TASK REQUIREMENTS
1 > In the passage on ferric pyrophosphate citrate, what was the NOAEL for male reproductive performance and fertility in rats?
2 > Duplicate a section of the passage on ferric pyrophosphate citrate, beginning at the words "In both rats" and stopping after "was not unexpected.".

BEGIN TEXT UNDER STUDY

In both rats and dogs, there was no evidence of increased serum transaminase activities or altered bilirubin levels or any other signs of hepatocellular injury following chronic dosing with FPC. Tissue iron accumulation following chronic dosing with FPC was not unexpected.
Ferric pyrophosphate citrate was negative for genotoxicity in the Ames Assay and negative for clastogenic activity in vivo. In the presence of metabolic activation, FPC induced structural chromosomal aberrations in Chinese Hamster Ovary (CHO) cells.
Carcinogenicity studies were not provided, however, reference to carcinogenicity studies conducted for other iron-containing products demonstrated no evidence that these products pose a carcinogenic risk.
The potential effects of FPC on reproduction and development were evaluated in rats and rabbits. In rats, the NOAEL for male reproductive performance and fertility was 10 mg/kg/day. In female rats, an NOAEL of 30 mg/kg/day (3.5 mg Fe/kg/day) for both maternal and developmental toxicity was established. Additionally, at 30 mg/kg/day, FPC had no effects on the F1 generation in terms of sexual maturation, learning and memory or fertility and reproductive capacity, and did not result in any FPC-related abnormalities in the F2 generation. In rabbits, an NOAEL for maternal toxicity of 20 mg/kg/day (2.3 mg Fe/kg/day) was established with higher doses (40 mg/kg/day) resulting in maternal toxicity. At doses up to 40 mg/kg/day, FPC did not cause developmental toxicity. The NOAEL for fetal toxicity can therefore be considered 40 mg/kg/day. Together these data indicate that it is unlikely that FPC will have effects on male and female reproduction or cause embryo-fetal toxicity at clinical plasma levels in humans.
The results of the non-clinical studies as well as the potential risks to humans have been included in the Triferic AVNU Product Monograph. In view of the intended use of Triferic AVNU, there are no pharmacological/toxicological issues within this submission which preclude authorization of the product.
For more information, refer to the Triferic AVNU Product Monograph, approved by Health Canada and available through the Drug Product Database.

END TEXT UNDER STUDY
BEGIN SOURCE INFORMATION

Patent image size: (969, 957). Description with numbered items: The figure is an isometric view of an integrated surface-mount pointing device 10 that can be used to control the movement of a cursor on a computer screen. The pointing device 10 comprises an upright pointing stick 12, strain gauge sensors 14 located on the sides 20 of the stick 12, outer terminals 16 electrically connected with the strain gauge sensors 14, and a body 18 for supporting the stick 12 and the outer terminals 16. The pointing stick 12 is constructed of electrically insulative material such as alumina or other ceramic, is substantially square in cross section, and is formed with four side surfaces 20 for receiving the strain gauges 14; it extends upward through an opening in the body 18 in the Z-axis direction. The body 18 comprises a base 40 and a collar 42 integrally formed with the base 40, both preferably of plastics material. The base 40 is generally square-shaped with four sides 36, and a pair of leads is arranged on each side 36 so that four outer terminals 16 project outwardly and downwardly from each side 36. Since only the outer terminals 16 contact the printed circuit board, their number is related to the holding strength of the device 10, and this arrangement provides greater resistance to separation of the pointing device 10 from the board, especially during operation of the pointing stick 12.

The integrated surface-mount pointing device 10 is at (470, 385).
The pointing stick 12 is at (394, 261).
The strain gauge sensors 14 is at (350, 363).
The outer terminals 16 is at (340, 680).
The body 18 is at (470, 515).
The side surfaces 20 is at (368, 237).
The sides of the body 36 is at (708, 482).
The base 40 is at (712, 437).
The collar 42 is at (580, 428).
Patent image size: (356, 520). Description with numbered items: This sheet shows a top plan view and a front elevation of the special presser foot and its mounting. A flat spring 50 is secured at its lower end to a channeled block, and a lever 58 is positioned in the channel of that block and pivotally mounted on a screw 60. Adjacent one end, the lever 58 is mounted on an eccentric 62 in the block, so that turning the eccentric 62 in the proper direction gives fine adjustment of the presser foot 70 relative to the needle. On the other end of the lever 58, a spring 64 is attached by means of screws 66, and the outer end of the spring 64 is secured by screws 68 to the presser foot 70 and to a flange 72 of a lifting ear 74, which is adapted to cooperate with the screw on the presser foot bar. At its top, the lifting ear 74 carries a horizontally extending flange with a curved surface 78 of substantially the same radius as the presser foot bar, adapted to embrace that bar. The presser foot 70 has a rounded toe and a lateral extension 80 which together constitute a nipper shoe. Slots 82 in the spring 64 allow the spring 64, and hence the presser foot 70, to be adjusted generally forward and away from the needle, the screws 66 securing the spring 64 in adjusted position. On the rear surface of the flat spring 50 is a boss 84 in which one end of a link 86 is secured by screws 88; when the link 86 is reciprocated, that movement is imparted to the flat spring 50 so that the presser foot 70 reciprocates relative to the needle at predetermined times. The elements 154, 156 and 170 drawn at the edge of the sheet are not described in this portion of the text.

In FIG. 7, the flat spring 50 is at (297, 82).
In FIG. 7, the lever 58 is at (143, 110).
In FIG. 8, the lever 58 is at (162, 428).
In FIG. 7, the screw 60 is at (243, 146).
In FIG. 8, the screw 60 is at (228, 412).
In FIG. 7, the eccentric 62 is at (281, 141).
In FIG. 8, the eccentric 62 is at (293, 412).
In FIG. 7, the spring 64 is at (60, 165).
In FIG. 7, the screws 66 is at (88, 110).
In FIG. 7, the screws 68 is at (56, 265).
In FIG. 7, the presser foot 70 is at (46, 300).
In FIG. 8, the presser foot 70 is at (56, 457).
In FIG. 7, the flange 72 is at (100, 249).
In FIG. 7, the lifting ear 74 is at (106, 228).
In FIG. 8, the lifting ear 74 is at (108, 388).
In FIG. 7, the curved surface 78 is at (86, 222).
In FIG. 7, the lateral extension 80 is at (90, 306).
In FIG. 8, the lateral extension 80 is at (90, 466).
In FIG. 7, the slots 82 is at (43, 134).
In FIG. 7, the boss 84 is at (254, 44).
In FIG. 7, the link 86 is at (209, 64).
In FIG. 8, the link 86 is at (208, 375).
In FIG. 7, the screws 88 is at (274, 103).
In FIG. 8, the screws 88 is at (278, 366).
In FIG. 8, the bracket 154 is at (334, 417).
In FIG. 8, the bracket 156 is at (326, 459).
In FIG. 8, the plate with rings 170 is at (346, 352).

END SOURCE INFORMATION

ANSWERS
1 > 10 mg/kg/day

2 >
In both rats and dogs, there was no evidence of increased serum transaminase activities or altered bilirubin levels or any other signs of hepatocellular injury following chronic dosing with FPC. Tissue iron accumulation following chronic dosing with FPC was not unexpected.